■ TASK INSTRUCTIONS
Search the data for the string "DÜNYALARI" and gather each line it is in.

Data excerpts
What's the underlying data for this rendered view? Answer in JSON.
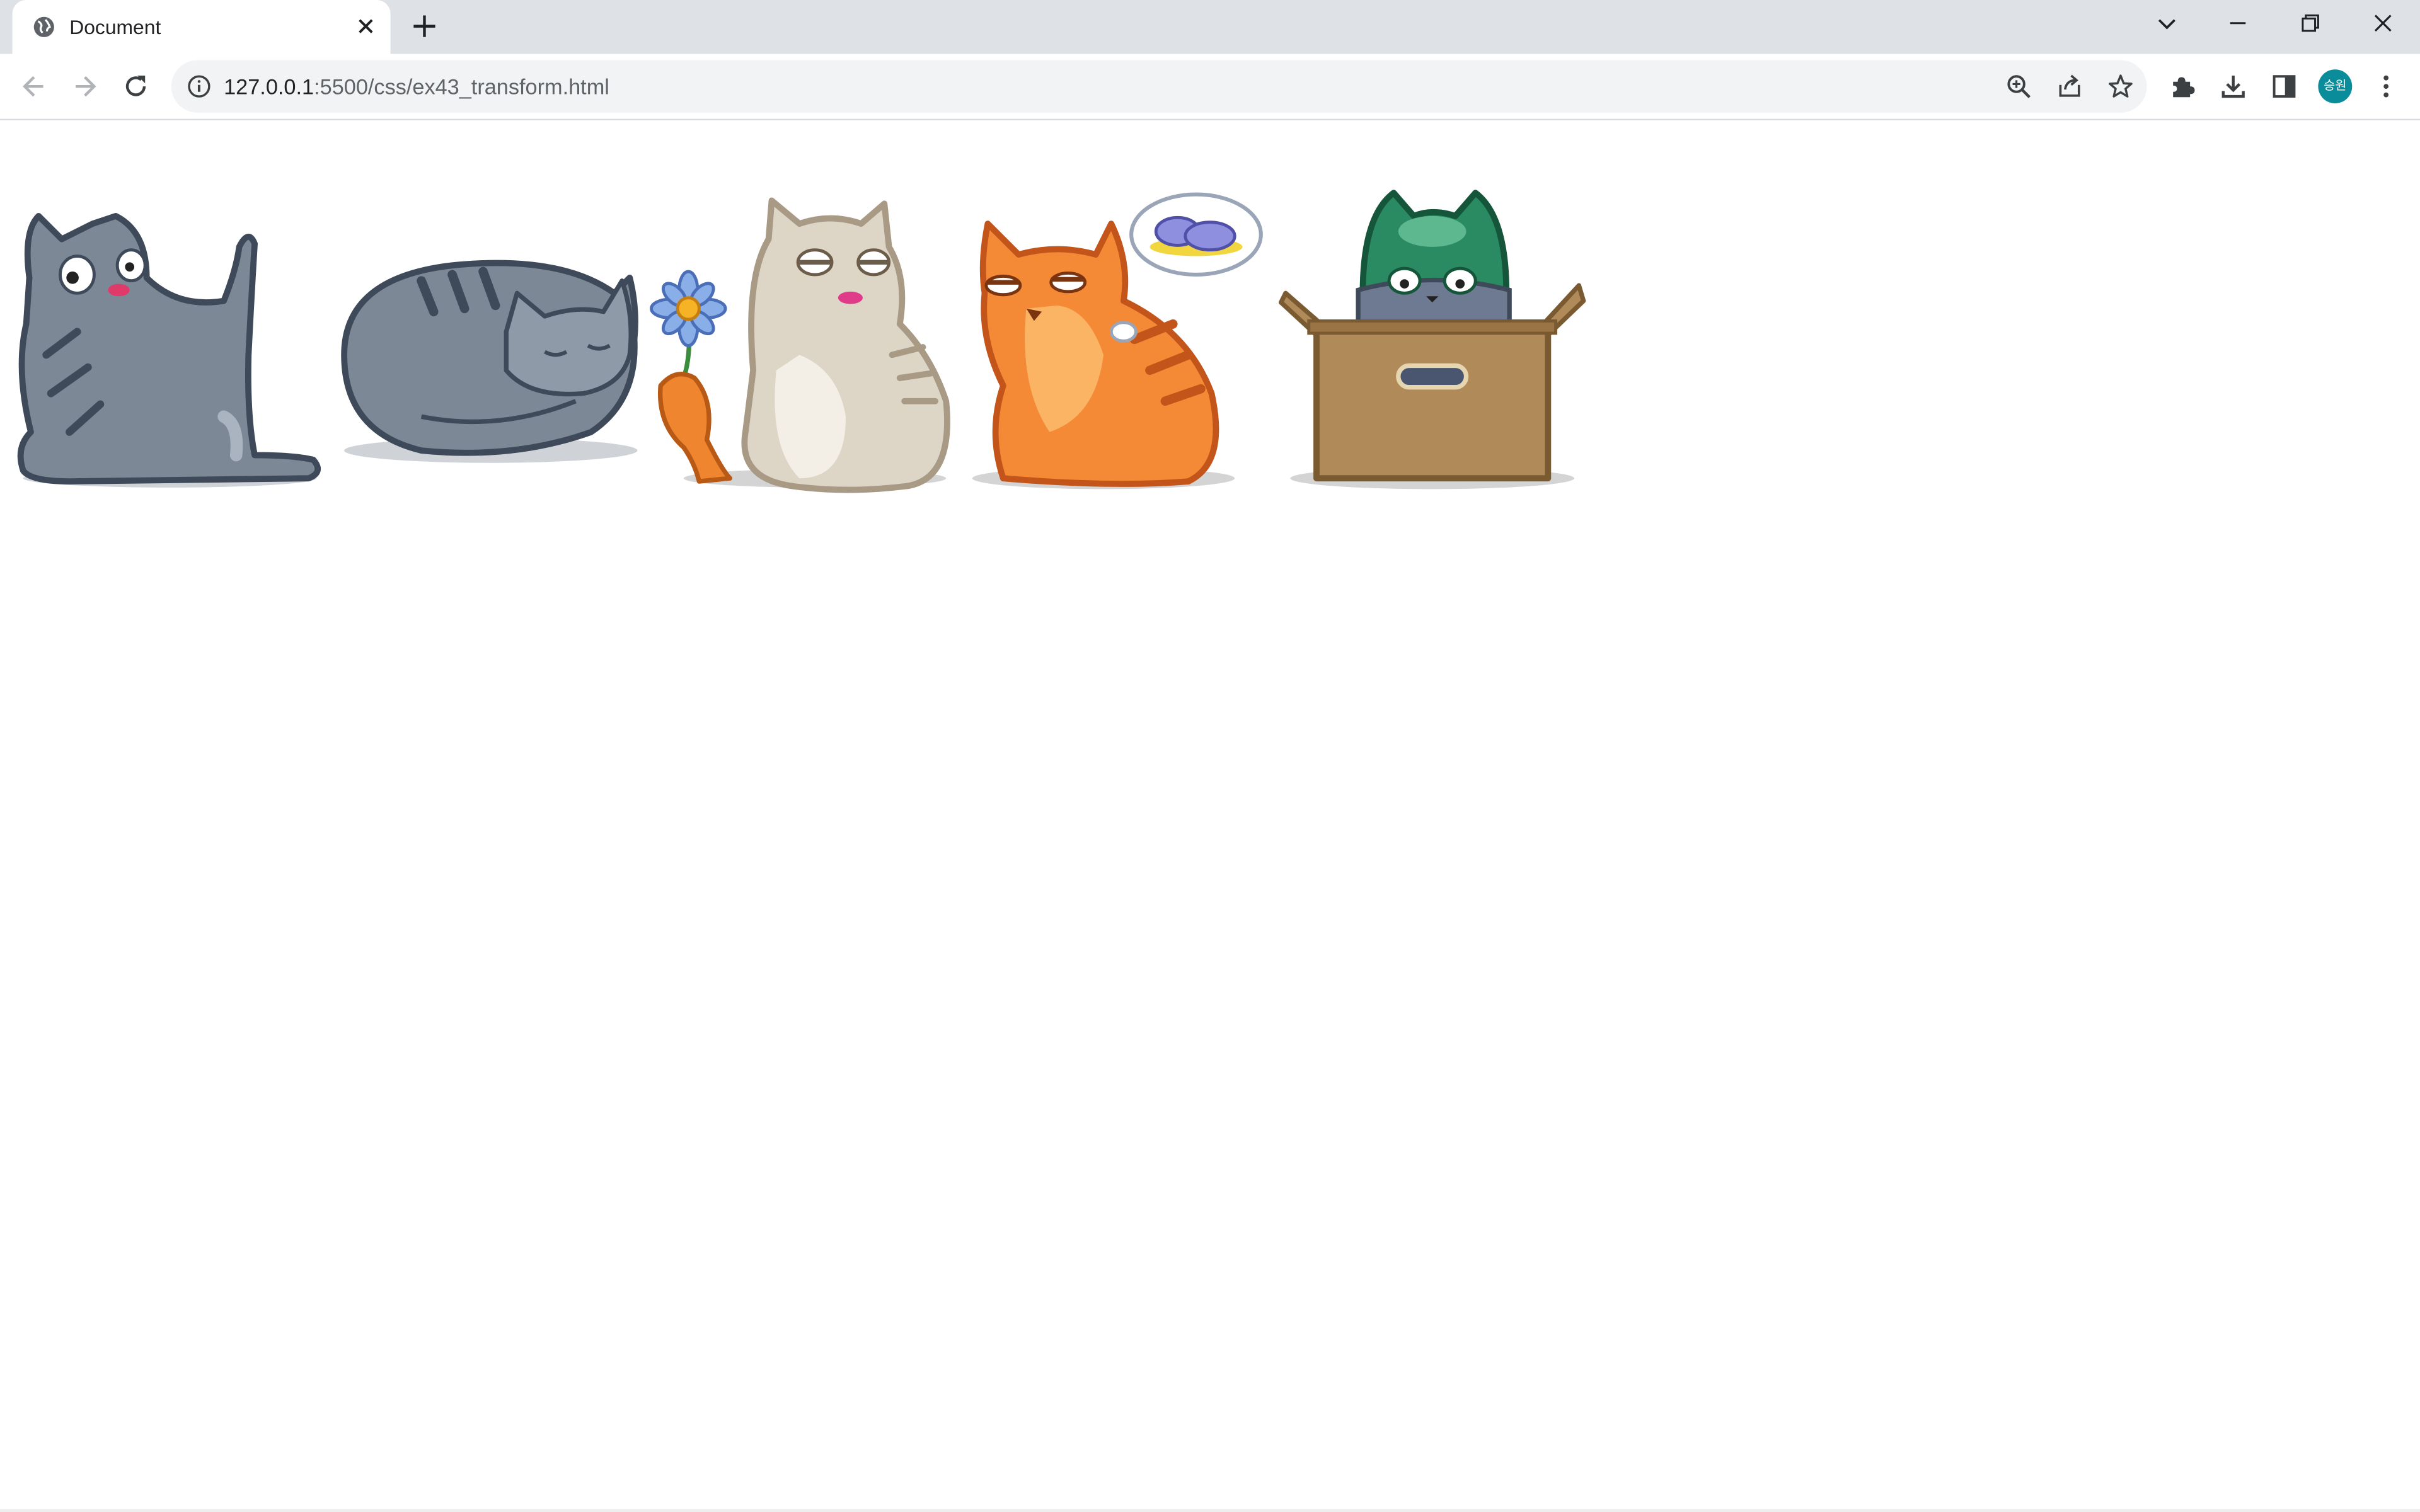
{
  "browser": {
    "tab": {
      "title": "Document",
      "favicon": "globe-icon"
    },
    "address_bar": {
      "host": "127.0.0.1",
      "path": ":5500/css/ex43_transform.html"
    },
    "profile_avatar_text": "승원",
    "profile_avatar_color": "#0b8c9b"
  },
  "page": {
    "images": [
      {
        "name": "gray-cat-stretching"
      },
      {
        "name": "gray-cat-sleeping"
      },
      {
        "name": "beige-cat-with-flower"
      },
      {
        "name": "orange-cat-dreaming-slippers"
      },
      {
        "name": "cat-in-box-with-helmet"
      }
    ]
  }
}
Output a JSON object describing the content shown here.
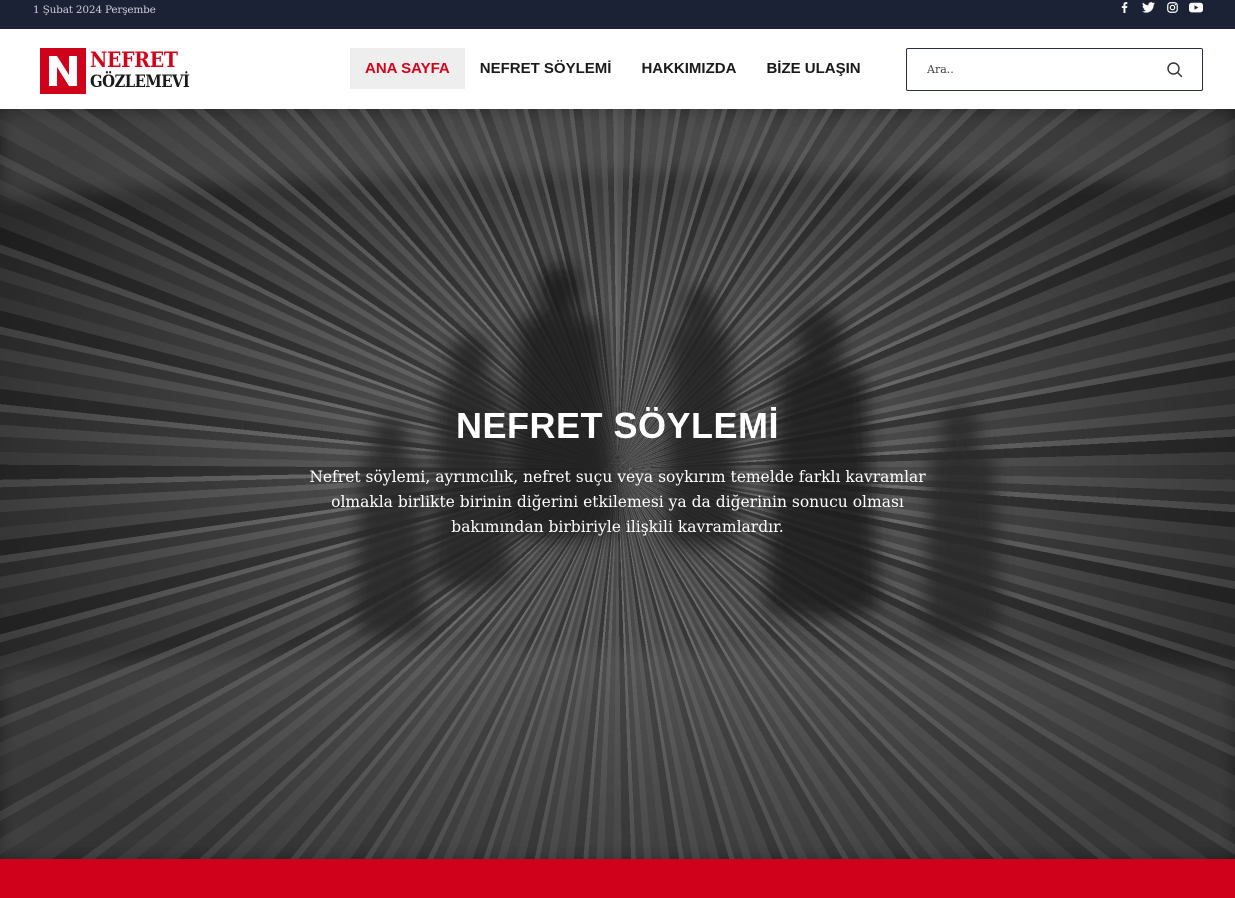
{
  "topbar": {
    "date": "1 Şubat 2024 Perşembe",
    "social": [
      "facebook-icon",
      "twitter-icon",
      "instagram-icon",
      "youtube-icon"
    ]
  },
  "logo": {
    "line1": "NEFRET",
    "line2": "GÖZLEMEVİ",
    "badge_letter": "N"
  },
  "nav": {
    "items": [
      {
        "label": "ANA SAYFA",
        "active": true
      },
      {
        "label": "NEFRET SÖYLEMİ",
        "active": false
      },
      {
        "label": "HAKKIMIZDA",
        "active": false
      },
      {
        "label": "BİZE ULAŞIN",
        "active": false
      }
    ]
  },
  "search": {
    "placeholder": "Ara..",
    "value": ""
  },
  "hero": {
    "title": "NEFRET SÖYLEMİ",
    "description": "Nefret söylemi, ayrımcılık, nefret suçu veya soykırım temelde farklı kavramlar olmakla birlikte birinin diğerini etkilemesi ya da diğerinin sonucu olması bakımından birbiriyle ilişkili kavramlardır."
  },
  "colors": {
    "brand_red": "#d0021b",
    "topbar_navy": "#1c2236"
  }
}
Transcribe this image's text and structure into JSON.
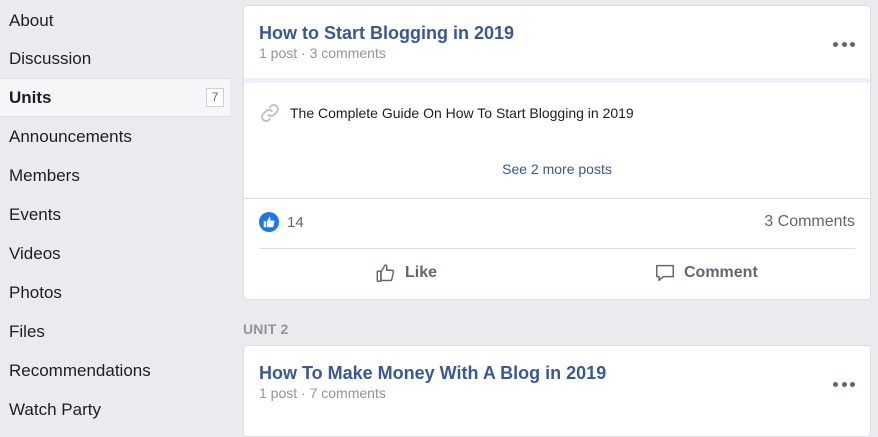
{
  "sidebar": {
    "items": [
      {
        "label": "About"
      },
      {
        "label": "Discussion"
      },
      {
        "label": "Units",
        "badge": "7",
        "active": true
      },
      {
        "label": "Announcements"
      },
      {
        "label": "Members"
      },
      {
        "label": "Events"
      },
      {
        "label": "Videos"
      },
      {
        "label": "Photos"
      },
      {
        "label": "Files"
      },
      {
        "label": "Recommendations"
      },
      {
        "label": "Watch Party"
      }
    ]
  },
  "units": [
    {
      "title": "How to Start Blogging in 2019",
      "meta": "1 post · 3 comments",
      "post_text": "The Complete Guide On How To Start Blogging in 2019",
      "see_more": "See 2 more posts",
      "like_count": "14",
      "comments_label": "3 Comments",
      "like_label": "Like",
      "comment_label": "Comment"
    },
    {
      "section_label": "UNIT 2",
      "title": "How To Make Money With A Blog in 2019",
      "meta": "1 post · 7 comments"
    }
  ],
  "colors": {
    "background": "#e9ebee",
    "link_blue": "#385898",
    "like_blue": "#1877f2",
    "muted_text": "#90949c"
  },
  "icons": [
    "link-icon",
    "like-reaction-icon",
    "thumbs-up-icon",
    "comment-bubble-icon",
    "more-options-icon"
  ]
}
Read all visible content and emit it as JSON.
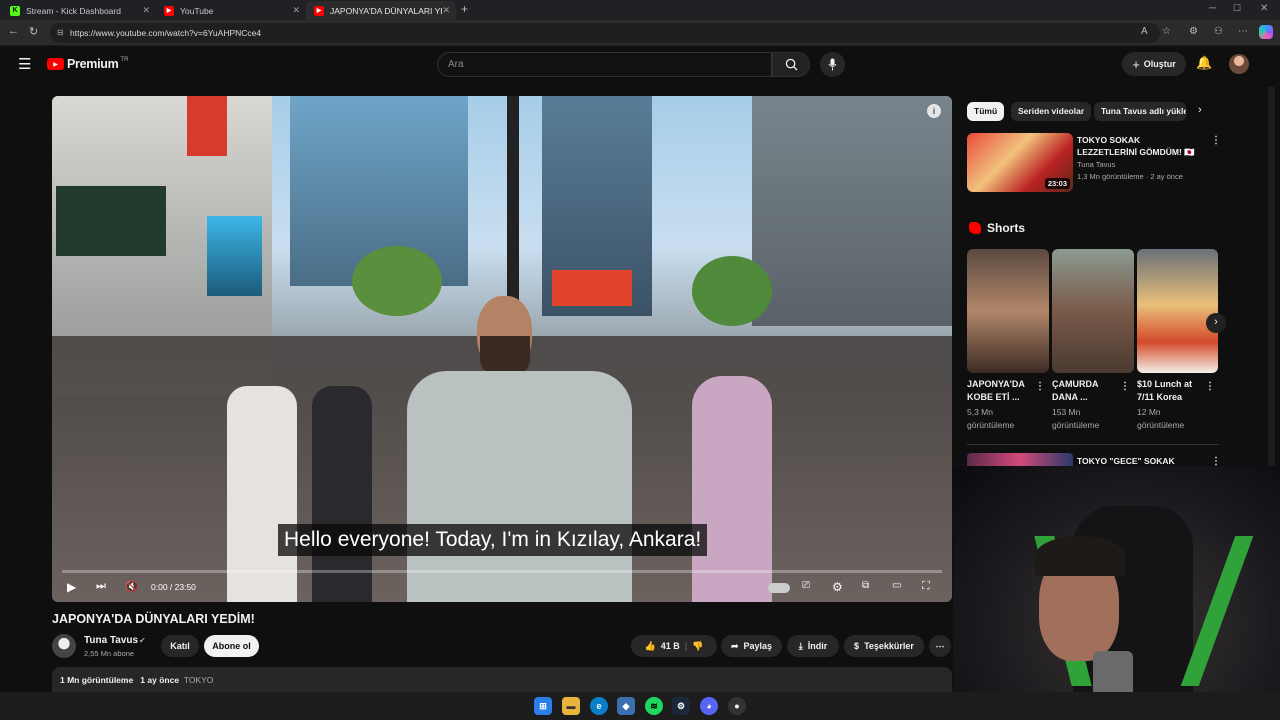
{
  "browser": {
    "tabs": [
      {
        "label": "Stream - Kick Dashboard",
        "icon": "kick-icon",
        "active": false
      },
      {
        "label": "YouTube",
        "icon": "youtube-icon",
        "active": false
      },
      {
        "label": "JAPONYA'DA DÜNYALARI YEDİM!",
        "icon": "youtube-icon",
        "active": true
      }
    ],
    "url": "https://www.youtube.com/watch?v=6YuAHPNCce4"
  },
  "masthead": {
    "logo": "Premium",
    "region": "TR",
    "search_placeholder": "Ara",
    "create_label": "Oluştur"
  },
  "player": {
    "subtitle": "Hello everyone! Today, I'm in Kızılay, Ankara!",
    "time": "0:00 / 23:50",
    "progress": 0
  },
  "video": {
    "title": "JAPONYA'DA DÜNYALARI YEDİM!",
    "channel": "Tuna Tavus",
    "subscribers": "2,55 Mn abone",
    "join_label": "Katıl",
    "subscribe_label": "Abone ol",
    "likes": "41 B",
    "share_label": "Paylaş",
    "download_label": "İndir",
    "thanks_label": "Teşekkürler",
    "views": "1 Mn görüntüleme",
    "date": "1 ay önce",
    "tag": "TOKYO"
  },
  "sidebar": {
    "chips": [
      "Tümü",
      "Seriden videolar",
      "Tuna Tavus adlı yükleyiciden"
    ],
    "recommended": {
      "title": "TOKYO SOKAK LEZZETLERİNİ GÖMDÜM! 🇯🇵",
      "channel": "Tuna Tavus",
      "meta": "1,3 Mn görüntüleme · 2 ay önce",
      "duration": "23:03"
    },
    "shorts_header": "Shorts",
    "shorts": [
      {
        "title": "JAPONYA'DA KOBE ETİ ...",
        "views": "5,3 Mn görüntüleme"
      },
      {
        "title": "ÇAMURDA DANA ...",
        "views": "153 Mn görüntüleme"
      },
      {
        "title": "$10 Lunch at 7/11 Korea",
        "views": "12 Mn görüntüleme"
      }
    ],
    "next_title": "TOKYO \"GECE\" SOKAK"
  },
  "colors": {
    "brand_red": "#ff0000",
    "chip_active_bg": "#f1f1f1",
    "dark_bg": "#0f0f0f"
  }
}
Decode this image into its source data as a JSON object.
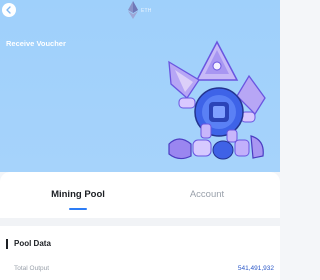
{
  "header": {
    "network_label": "ETH",
    "title": "Receive Voucher"
  },
  "tabs": [
    {
      "label": "Mining Pool",
      "active": true
    },
    {
      "label": "Account",
      "active": false
    }
  ],
  "pool": {
    "section_title": "Pool Data",
    "rows": [
      {
        "label": "Total Output",
        "value": "541,491,932"
      }
    ]
  },
  "colors": {
    "hero_background": "#a3d2fb",
    "accent": "#2d7df6",
    "value_text": "#2a57c7"
  },
  "icons": {
    "back": "chevron-left-icon",
    "network": "ethereum-icon",
    "illustration": "robot-mascot-illustration"
  }
}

■ WORKED ANSWER
        "label": "JAPONYA'DA DÜNYALARI YEDİM!",
    "title": "JAPONYA'DA DÜNYALARI YEDİM!",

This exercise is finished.